## Dataset records
##########
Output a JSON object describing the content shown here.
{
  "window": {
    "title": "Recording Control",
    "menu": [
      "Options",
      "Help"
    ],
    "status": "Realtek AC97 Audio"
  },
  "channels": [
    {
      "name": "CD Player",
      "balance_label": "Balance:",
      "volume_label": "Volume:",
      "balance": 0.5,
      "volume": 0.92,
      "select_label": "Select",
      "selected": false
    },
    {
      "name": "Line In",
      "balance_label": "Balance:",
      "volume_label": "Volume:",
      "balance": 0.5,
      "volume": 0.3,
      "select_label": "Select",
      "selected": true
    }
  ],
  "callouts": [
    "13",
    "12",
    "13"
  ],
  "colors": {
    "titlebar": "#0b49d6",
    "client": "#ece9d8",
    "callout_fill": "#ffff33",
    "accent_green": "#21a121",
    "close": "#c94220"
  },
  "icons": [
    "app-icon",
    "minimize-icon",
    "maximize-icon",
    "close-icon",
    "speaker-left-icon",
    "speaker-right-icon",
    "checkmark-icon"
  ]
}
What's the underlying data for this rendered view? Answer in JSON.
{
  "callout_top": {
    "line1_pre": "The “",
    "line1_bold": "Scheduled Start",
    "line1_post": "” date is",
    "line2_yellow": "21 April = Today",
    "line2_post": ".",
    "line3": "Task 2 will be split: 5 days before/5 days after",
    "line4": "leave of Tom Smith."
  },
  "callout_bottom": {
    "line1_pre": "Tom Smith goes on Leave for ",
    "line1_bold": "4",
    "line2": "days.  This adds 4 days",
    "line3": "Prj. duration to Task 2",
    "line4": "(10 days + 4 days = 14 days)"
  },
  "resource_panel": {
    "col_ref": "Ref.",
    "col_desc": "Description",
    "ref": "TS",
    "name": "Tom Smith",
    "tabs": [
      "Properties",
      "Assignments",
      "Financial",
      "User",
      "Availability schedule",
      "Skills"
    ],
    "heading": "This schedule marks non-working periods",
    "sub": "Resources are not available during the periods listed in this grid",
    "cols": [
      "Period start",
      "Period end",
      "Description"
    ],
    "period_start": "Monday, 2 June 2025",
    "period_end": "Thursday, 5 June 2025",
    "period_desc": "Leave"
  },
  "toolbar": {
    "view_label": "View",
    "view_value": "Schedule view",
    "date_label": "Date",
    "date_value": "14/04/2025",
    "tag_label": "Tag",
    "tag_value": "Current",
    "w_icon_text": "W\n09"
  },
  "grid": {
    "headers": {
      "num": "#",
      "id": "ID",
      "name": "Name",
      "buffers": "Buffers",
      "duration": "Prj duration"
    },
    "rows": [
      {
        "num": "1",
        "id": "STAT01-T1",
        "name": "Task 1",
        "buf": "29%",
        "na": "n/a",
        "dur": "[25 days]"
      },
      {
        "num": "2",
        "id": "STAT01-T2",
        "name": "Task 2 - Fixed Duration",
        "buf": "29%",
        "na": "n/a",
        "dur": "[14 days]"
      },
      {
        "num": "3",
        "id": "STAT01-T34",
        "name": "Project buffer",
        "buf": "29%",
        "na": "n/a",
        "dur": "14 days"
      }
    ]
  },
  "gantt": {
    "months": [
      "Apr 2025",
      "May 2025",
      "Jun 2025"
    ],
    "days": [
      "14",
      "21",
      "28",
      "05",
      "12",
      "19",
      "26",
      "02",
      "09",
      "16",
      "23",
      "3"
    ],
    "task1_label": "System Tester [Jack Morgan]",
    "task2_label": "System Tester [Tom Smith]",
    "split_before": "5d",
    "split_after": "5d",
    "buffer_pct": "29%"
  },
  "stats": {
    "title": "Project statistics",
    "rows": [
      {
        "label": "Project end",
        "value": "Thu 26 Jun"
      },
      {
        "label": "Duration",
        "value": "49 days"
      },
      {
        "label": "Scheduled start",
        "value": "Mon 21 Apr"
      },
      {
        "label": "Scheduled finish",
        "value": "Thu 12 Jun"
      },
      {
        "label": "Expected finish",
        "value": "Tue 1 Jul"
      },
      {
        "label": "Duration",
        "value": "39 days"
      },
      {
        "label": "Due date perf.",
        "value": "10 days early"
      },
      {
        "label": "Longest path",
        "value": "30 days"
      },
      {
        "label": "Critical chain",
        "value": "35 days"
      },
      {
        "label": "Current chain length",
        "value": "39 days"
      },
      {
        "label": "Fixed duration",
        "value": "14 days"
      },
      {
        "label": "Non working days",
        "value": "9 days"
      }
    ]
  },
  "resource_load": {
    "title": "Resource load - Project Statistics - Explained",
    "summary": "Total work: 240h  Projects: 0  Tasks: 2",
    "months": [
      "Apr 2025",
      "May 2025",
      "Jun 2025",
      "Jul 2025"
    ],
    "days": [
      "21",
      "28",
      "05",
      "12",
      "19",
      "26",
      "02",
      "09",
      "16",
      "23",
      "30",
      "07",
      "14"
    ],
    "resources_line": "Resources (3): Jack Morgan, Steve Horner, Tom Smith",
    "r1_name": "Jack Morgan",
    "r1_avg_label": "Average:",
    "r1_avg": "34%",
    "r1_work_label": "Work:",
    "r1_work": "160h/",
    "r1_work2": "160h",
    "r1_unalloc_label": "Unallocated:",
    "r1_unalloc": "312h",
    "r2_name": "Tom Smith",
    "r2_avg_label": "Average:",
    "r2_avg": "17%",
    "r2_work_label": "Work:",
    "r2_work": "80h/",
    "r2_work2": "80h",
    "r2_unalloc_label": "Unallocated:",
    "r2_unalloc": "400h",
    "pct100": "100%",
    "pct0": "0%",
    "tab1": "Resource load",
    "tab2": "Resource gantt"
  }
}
##########
## Problem description
Filter the records, keeping only lines that contain "June", and show those lines.

## Task result
    "period_start": "Monday, 2 June 2025",
    "period_end": "Thursday, 5 June 2025",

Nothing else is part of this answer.